[Stored data entries]
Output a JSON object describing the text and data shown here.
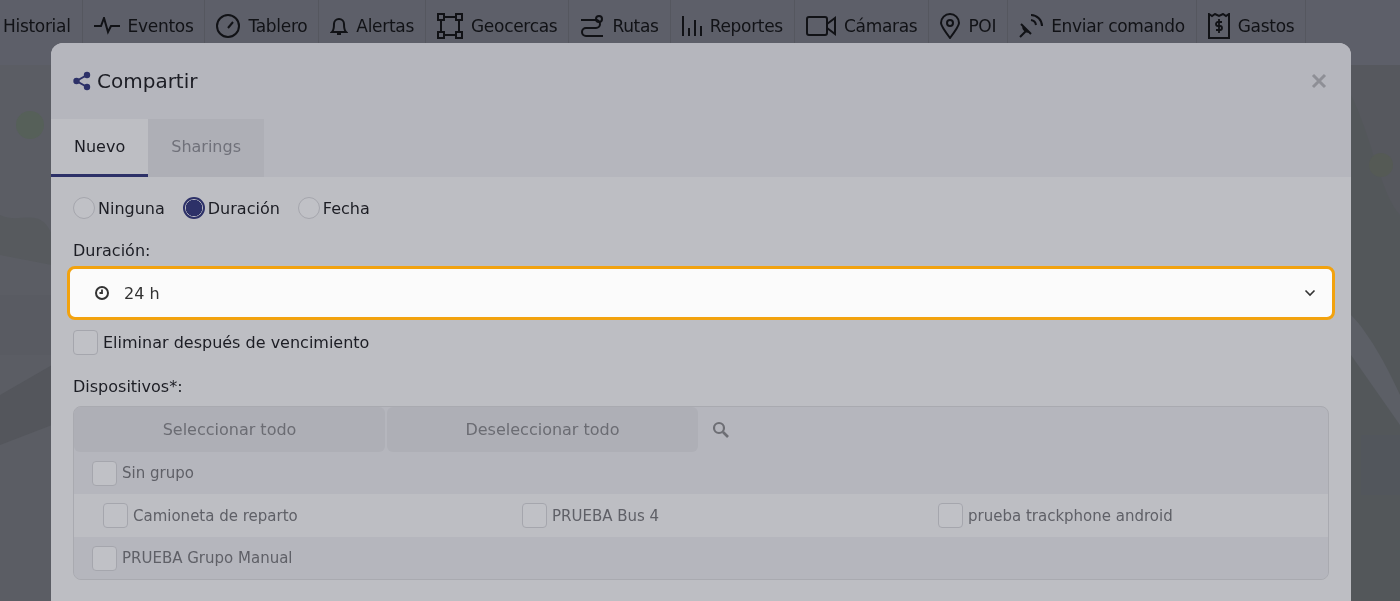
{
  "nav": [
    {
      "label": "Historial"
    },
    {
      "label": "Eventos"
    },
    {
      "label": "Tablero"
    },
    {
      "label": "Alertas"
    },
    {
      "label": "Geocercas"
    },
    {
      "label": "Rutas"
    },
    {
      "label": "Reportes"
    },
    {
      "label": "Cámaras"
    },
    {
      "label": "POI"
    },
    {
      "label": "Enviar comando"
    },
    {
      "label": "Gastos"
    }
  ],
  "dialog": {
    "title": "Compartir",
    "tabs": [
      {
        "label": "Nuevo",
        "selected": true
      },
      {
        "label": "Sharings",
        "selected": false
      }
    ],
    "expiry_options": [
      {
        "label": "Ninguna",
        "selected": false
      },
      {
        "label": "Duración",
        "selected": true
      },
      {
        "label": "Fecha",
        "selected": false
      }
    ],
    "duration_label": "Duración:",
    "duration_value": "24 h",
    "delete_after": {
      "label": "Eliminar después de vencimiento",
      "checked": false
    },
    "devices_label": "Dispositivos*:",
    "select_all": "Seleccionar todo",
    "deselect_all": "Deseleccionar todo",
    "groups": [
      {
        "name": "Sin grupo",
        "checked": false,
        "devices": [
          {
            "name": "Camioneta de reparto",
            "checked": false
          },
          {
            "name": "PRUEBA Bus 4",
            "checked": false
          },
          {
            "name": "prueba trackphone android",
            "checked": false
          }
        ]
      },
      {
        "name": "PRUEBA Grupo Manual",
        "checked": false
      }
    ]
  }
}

**Exercise task:**
Copy each line in the data that holds the word "todo".

**Solution:**
    "select_all": "Seleccionar todo",
    "deselect_all": "Deseleccionar todo",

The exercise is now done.